* _Listed records_
** START **

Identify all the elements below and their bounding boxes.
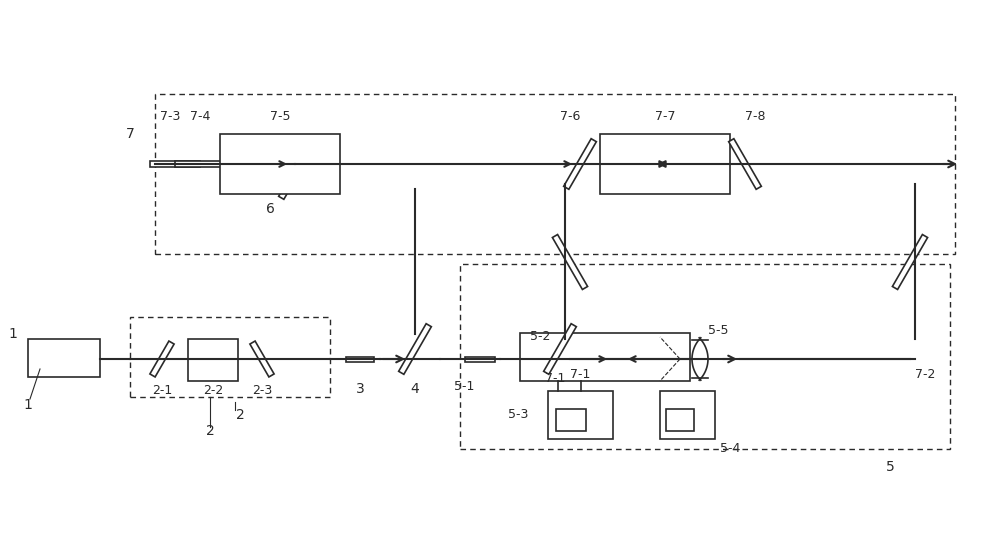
Bar — [460, 264, 950, 449]
Text: 1: 1 — [24, 398, 32, 412]
Polygon shape — [552, 235, 588, 290]
Polygon shape — [544, 324, 576, 375]
Text: 2: 2 — [236, 408, 244, 422]
Bar — [155, 94, 955, 254]
Bar — [188, 339, 238, 381]
Text: 7-5: 7-5 — [270, 110, 290, 122]
Text: 6: 6 — [266, 202, 274, 216]
Bar — [548, 391, 613, 439]
Polygon shape — [250, 341, 274, 377]
Text: 7-1: 7-1 — [545, 372, 565, 386]
Text: 5-3: 5-3 — [508, 409, 528, 421]
Text: 2-1: 2-1 — [152, 385, 172, 397]
Text: 7-2: 7-2 — [915, 367, 935, 381]
Text: 7-7: 7-7 — [655, 110, 675, 122]
Text: 1: 1 — [9, 327, 17, 341]
Polygon shape — [150, 161, 200, 167]
Text: 5-4: 5-4 — [720, 443, 740, 456]
Polygon shape — [892, 235, 928, 290]
Polygon shape — [150, 341, 174, 377]
Polygon shape — [346, 357, 374, 362]
Polygon shape — [175, 161, 225, 167]
Polygon shape — [465, 357, 495, 362]
Text: 7-4: 7-4 — [190, 110, 210, 122]
Bar — [666, 409, 694, 431]
Bar — [520, 333, 690, 381]
Text: 2: 2 — [206, 424, 214, 438]
Text: 5-5: 5-5 — [708, 325, 728, 338]
Bar — [556, 409, 586, 431]
Bar — [220, 134, 340, 194]
Text: 2-2: 2-2 — [203, 385, 223, 397]
Text: 7: 7 — [126, 127, 135, 141]
Text: 2-3: 2-3 — [252, 385, 272, 397]
Text: 3: 3 — [356, 382, 364, 396]
Bar — [660, 391, 715, 439]
Text: 7-6: 7-6 — [560, 110, 580, 122]
Text: 7-8: 7-8 — [745, 110, 765, 122]
Polygon shape — [564, 139, 596, 190]
Polygon shape — [729, 139, 761, 190]
Text: 7-1: 7-1 — [570, 367, 590, 381]
Text: 5: 5 — [886, 460, 894, 474]
Polygon shape — [399, 324, 431, 375]
Polygon shape — [279, 149, 311, 200]
Bar — [130, 317, 330, 397]
Bar — [600, 134, 730, 194]
Text: 7-3: 7-3 — [160, 110, 180, 122]
Text: 4: 4 — [411, 382, 419, 396]
Text: 5-1: 5-1 — [454, 381, 474, 394]
Bar — [28, 339, 100, 377]
Text: 5-2: 5-2 — [530, 330, 550, 343]
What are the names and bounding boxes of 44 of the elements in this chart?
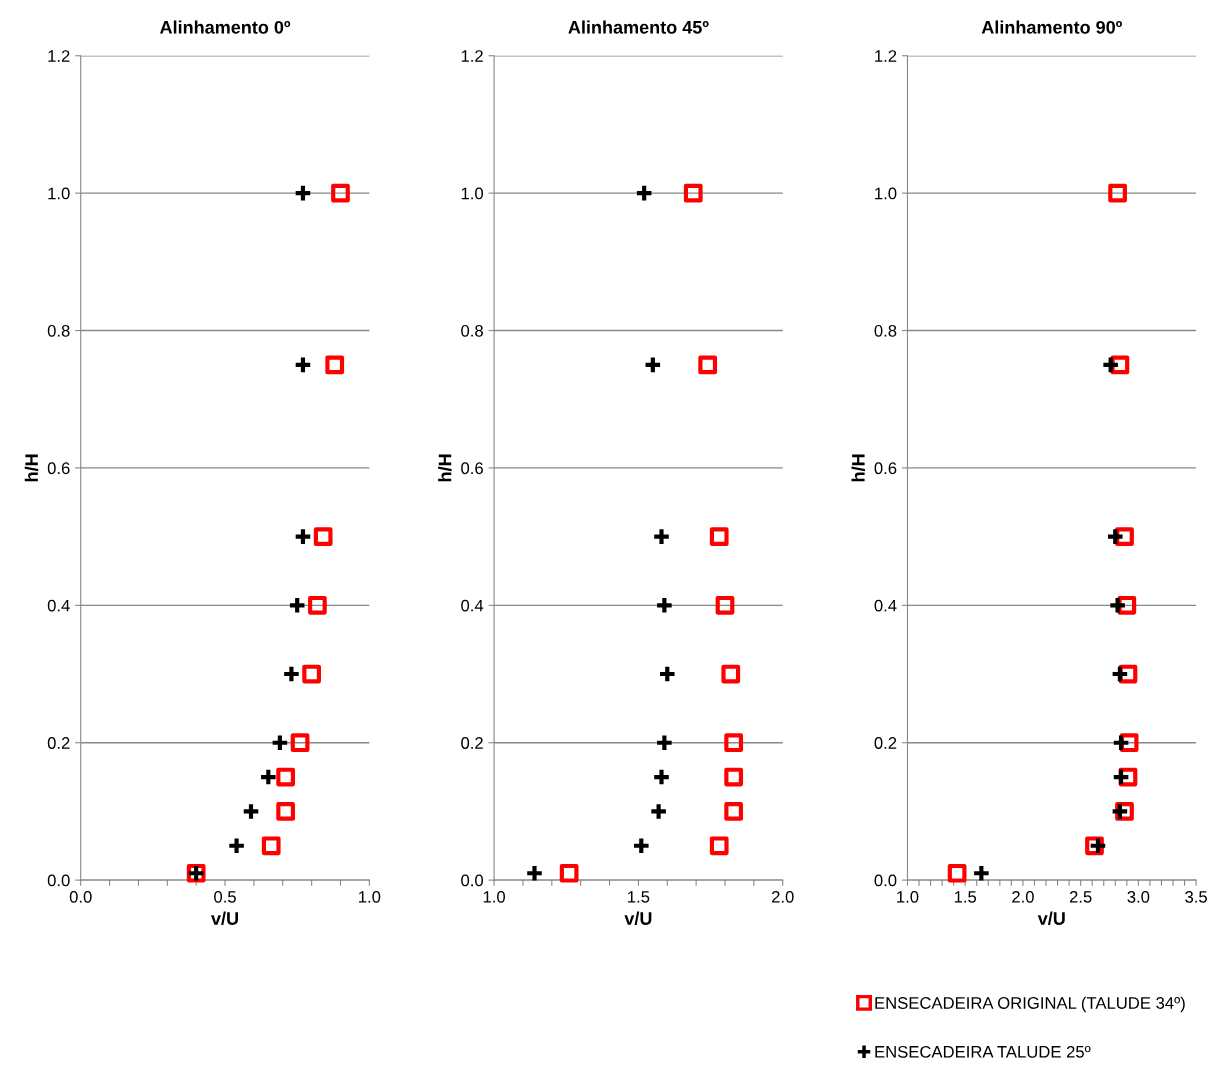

** END **

* _Task directions_
Rename every "Polygon shape" in the records to "Polygon". Give all the records again with nothing else changed, and leave out the pictures.

* _Written answer_
Identify all the elements below and their bounding boxes.
Bar — [460, 264, 950, 449]
Text: 1: 1 — [24, 398, 32, 412]
Polygon — [552, 235, 588, 290]
Polygon — [544, 324, 576, 375]
Text: 2: 2 — [236, 408, 244, 422]
Bar — [155, 94, 955, 254]
Bar — [188, 339, 238, 381]
Text: 7-5: 7-5 — [270, 110, 290, 122]
Text: 6: 6 — [266, 202, 274, 216]
Bar — [548, 391, 613, 439]
Polygon — [250, 341, 274, 377]
Text: 7-1: 7-1 — [545, 372, 565, 386]
Text: 5-3: 5-3 — [508, 409, 528, 421]
Text: 2-1: 2-1 — [152, 385, 172, 397]
Text: 7-2: 7-2 — [915, 367, 935, 381]
Text: 7-7: 7-7 — [655, 110, 675, 122]
Text: 1: 1 — [9, 327, 17, 341]
Polygon — [150, 161, 200, 167]
Text: 5-4: 5-4 — [720, 443, 740, 456]
Polygon — [892, 235, 928, 290]
Polygon — [150, 341, 174, 377]
Polygon — [346, 357, 374, 362]
Polygon — [175, 161, 225, 167]
Polygon — [465, 357, 495, 362]
Text: 7-4: 7-4 — [190, 110, 210, 122]
Bar — [666, 409, 694, 431]
Bar — [520, 333, 690, 381]
Text: 2: 2 — [206, 424, 214, 438]
Text: 5-5: 5-5 — [708, 325, 728, 338]
Bar — [556, 409, 586, 431]
Bar — [220, 134, 340, 194]
Text: 2-2: 2-2 — [203, 385, 223, 397]
Text: 7: 7 — [126, 127, 135, 141]
Text: 2-3: 2-3 — [252, 385, 272, 397]
Text: 3: 3 — [356, 382, 364, 396]
Bar — [660, 391, 715, 439]
Text: 7-6: 7-6 — [560, 110, 580, 122]
Text: 7-8: 7-8 — [745, 110, 765, 122]
Polygon — [564, 139, 596, 190]
Polygon — [729, 139, 761, 190]
Text: 7-1: 7-1 — [570, 367, 590, 381]
Text: 5: 5 — [886, 460, 894, 474]
Polygon — [399, 324, 431, 375]
Polygon — [279, 149, 311, 200]
Bar — [130, 317, 330, 397]
Bar — [600, 134, 730, 194]
Text: 7-3: 7-3 — [160, 110, 180, 122]
Text: 4: 4 — [411, 382, 419, 396]
Text: 5-1: 5-1 — [454, 381, 474, 394]
Bar — [28, 339, 100, 377]
Text: 5-2: 5-2 — [530, 330, 550, 343]
What are the names and bounding boxes of 44 of the elements in this chart?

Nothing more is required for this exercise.